The records -
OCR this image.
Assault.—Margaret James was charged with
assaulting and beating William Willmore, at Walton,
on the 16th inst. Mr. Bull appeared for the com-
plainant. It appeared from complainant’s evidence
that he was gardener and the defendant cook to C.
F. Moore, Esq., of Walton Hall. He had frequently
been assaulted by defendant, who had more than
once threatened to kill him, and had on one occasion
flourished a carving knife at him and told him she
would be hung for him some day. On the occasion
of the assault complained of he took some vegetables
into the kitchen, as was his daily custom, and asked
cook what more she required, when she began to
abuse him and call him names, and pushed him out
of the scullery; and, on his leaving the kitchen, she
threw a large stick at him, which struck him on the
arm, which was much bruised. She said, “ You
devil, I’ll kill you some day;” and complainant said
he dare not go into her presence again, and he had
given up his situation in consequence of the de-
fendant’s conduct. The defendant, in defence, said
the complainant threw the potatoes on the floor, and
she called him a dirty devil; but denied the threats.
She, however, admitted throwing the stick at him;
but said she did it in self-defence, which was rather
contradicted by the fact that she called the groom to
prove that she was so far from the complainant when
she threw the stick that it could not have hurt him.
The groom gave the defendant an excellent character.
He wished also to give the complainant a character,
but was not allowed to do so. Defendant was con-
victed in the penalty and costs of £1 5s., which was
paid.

Written exercise -
Where a line contains the string "when", extract that line.

Full response -
cook what more she required, when she began to
prove that she was so far from the complainant when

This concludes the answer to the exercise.